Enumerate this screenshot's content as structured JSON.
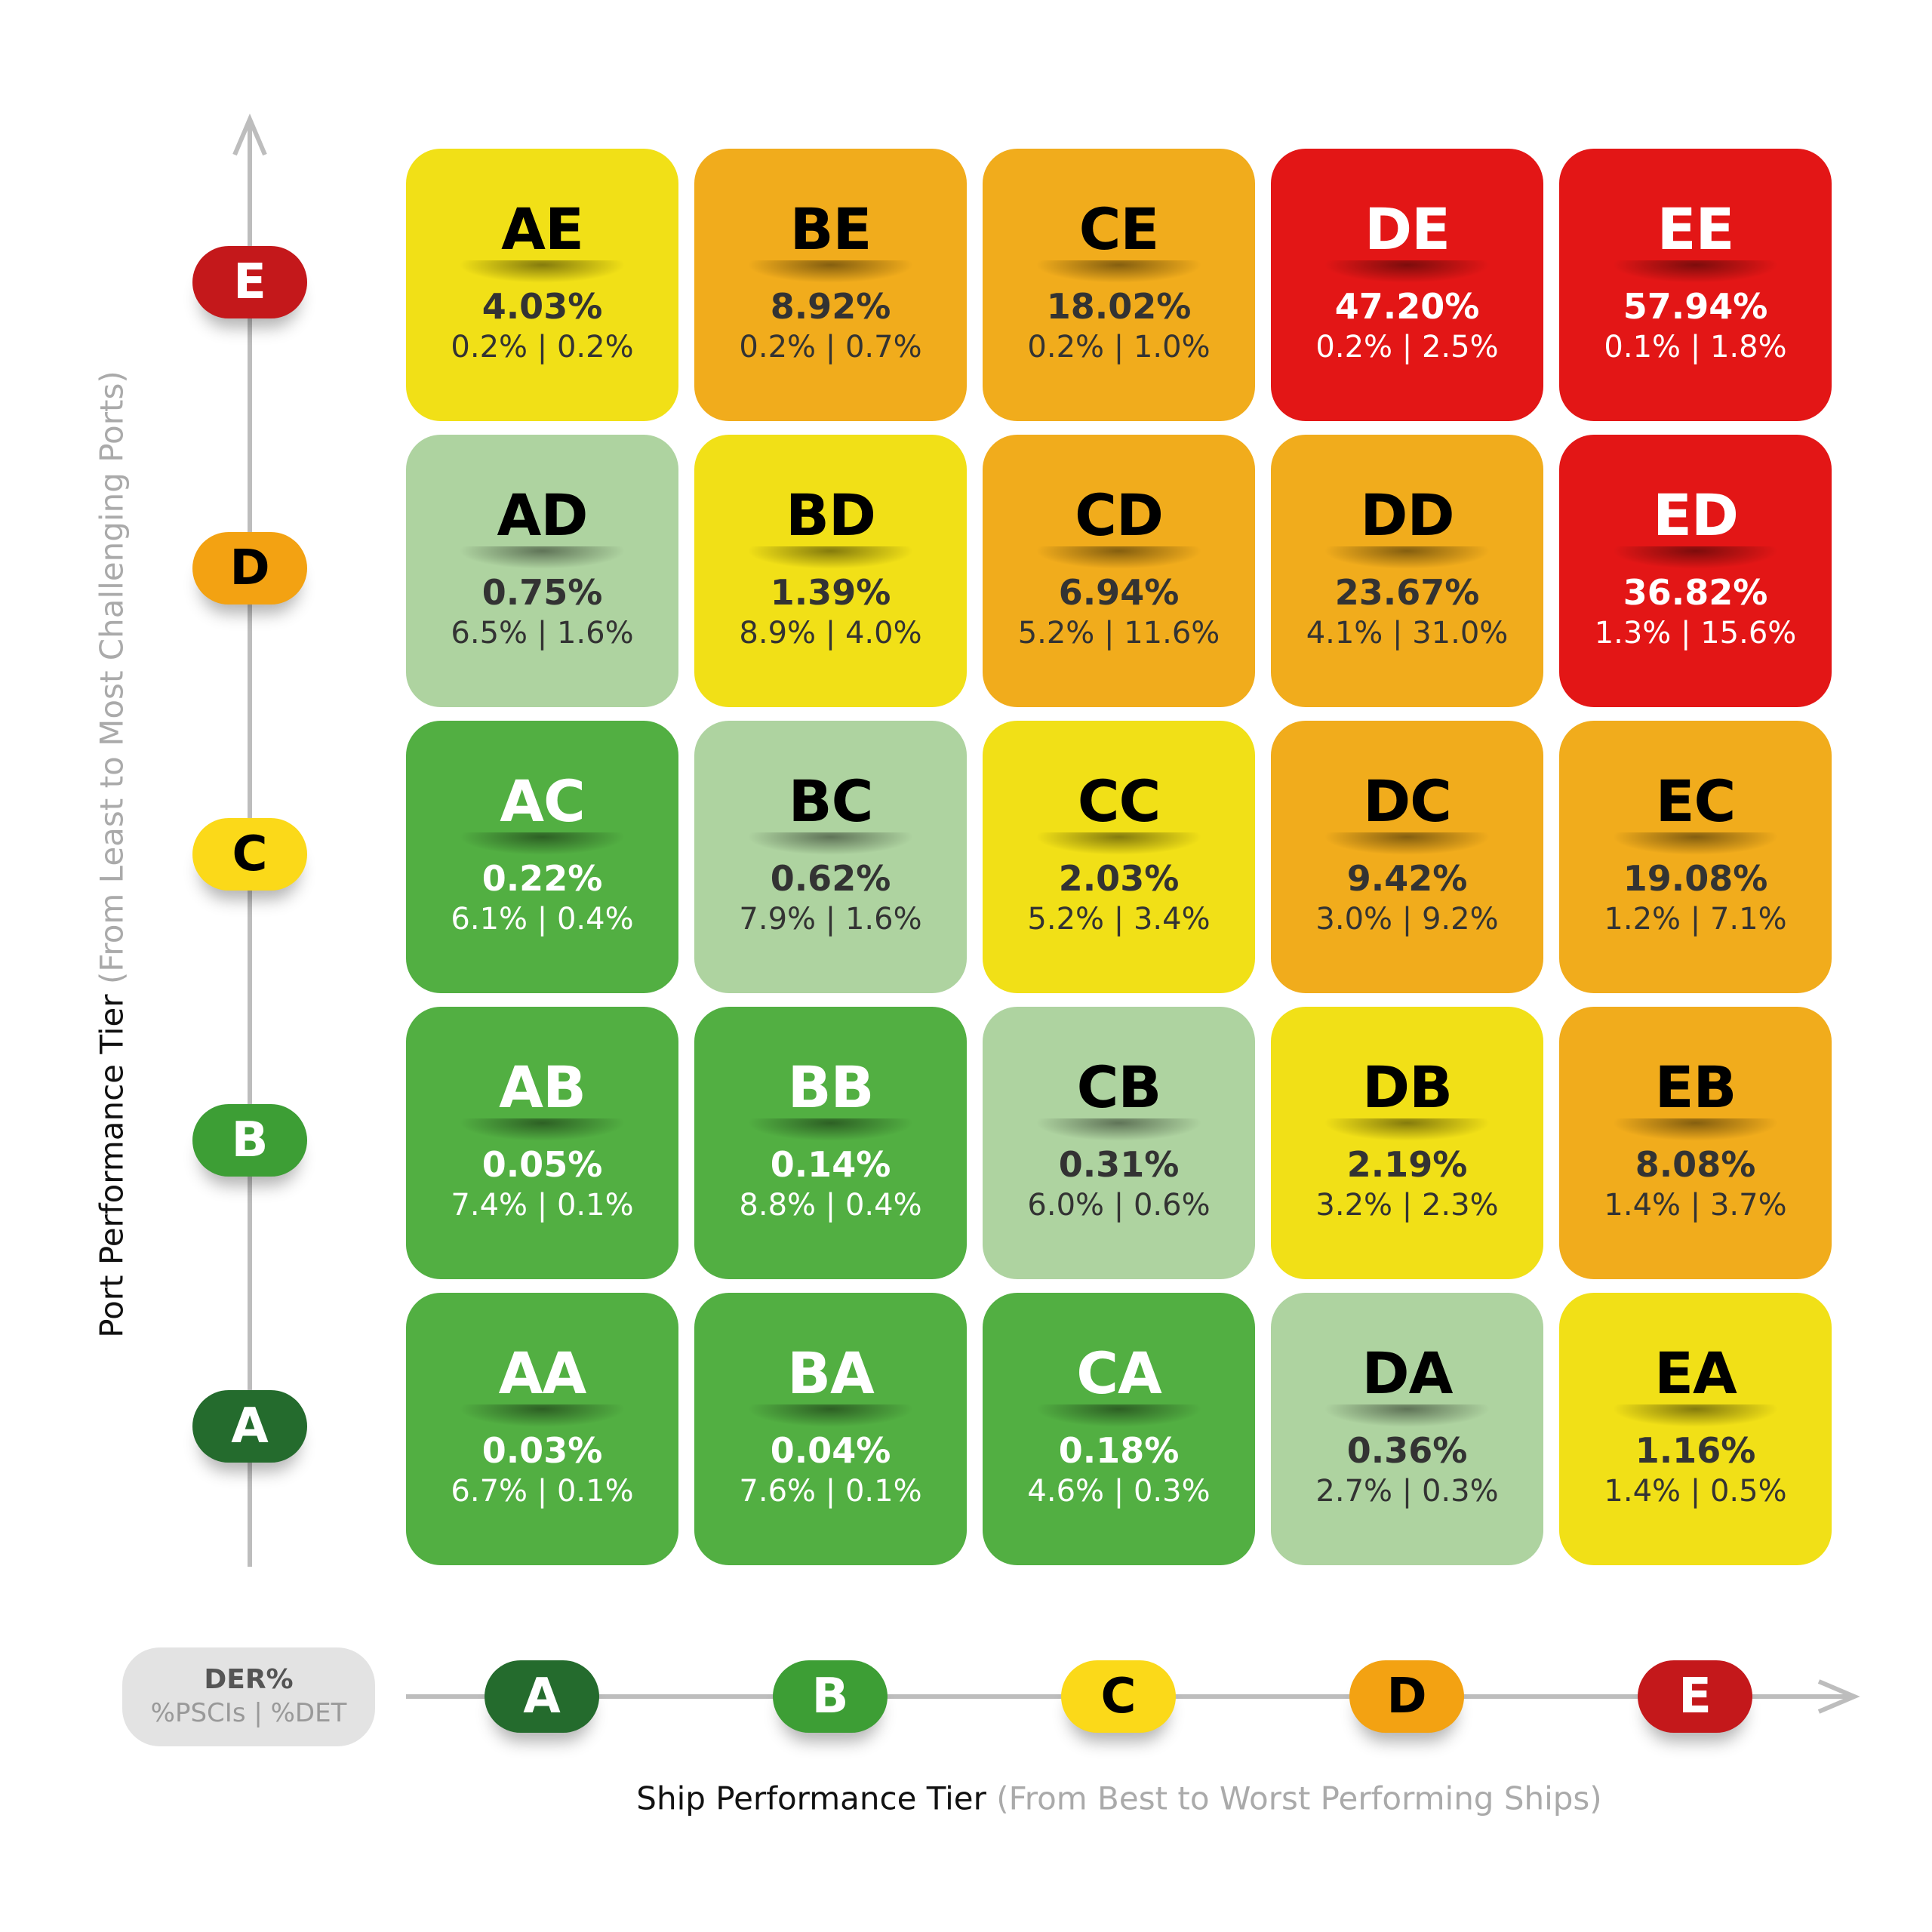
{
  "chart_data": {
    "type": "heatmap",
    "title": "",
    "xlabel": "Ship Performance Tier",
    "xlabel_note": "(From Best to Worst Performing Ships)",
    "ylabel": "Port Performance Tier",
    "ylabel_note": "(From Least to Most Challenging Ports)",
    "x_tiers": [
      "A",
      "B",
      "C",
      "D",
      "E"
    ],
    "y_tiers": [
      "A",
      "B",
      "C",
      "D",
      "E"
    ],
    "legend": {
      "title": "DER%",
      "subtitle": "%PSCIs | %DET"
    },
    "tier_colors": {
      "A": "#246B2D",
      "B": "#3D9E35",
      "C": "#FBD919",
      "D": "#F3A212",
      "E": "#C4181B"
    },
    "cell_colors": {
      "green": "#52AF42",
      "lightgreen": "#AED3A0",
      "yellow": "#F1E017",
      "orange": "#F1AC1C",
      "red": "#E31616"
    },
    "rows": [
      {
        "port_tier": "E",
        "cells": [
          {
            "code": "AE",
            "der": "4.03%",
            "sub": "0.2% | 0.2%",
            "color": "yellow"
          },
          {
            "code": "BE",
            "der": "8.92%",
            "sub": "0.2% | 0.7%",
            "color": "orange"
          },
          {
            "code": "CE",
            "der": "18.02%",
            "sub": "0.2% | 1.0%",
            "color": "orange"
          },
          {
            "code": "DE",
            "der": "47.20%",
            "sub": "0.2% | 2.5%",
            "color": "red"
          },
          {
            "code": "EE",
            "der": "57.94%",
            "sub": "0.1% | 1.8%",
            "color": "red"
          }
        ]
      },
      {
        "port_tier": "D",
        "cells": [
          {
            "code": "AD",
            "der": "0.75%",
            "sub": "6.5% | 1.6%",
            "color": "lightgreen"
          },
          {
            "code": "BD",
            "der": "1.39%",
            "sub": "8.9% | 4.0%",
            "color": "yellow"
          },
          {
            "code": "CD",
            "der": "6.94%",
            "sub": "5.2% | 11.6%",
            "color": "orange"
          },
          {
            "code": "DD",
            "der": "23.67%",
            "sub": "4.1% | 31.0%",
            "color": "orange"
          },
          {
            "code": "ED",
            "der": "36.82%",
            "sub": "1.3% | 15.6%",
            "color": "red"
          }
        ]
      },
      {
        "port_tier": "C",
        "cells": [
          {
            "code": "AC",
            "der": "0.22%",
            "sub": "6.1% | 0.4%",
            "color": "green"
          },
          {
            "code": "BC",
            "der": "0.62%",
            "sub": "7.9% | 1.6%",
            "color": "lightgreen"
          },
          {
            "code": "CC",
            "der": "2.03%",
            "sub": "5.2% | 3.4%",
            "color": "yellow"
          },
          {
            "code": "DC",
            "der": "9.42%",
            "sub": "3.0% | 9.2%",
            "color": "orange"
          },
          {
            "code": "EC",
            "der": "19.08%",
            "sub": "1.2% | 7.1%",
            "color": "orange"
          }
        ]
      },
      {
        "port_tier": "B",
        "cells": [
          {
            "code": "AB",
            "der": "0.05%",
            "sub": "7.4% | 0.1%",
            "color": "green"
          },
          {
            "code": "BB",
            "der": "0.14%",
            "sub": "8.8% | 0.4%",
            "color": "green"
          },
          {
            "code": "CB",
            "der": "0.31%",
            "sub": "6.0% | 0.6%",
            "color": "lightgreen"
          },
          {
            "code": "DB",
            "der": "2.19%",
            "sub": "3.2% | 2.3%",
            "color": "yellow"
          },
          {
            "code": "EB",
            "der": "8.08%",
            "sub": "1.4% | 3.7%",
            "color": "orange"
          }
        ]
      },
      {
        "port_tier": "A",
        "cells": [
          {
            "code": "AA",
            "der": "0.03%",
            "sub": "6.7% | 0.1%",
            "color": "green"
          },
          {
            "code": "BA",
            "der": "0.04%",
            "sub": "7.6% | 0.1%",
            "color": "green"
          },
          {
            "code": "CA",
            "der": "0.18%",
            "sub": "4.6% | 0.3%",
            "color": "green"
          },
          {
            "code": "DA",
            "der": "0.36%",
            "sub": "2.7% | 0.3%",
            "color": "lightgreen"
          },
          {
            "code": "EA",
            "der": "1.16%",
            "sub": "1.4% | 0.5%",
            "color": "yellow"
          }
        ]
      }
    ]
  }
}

****

THE EXERCISE:
Within the data above, pick out all lines holding the word "From".

TASK OUTPUT:
    "xlabel_note": "(From Best to Worst Performing Ships)",
    "ylabel_note": "(From Least to Most Challenging Ports)",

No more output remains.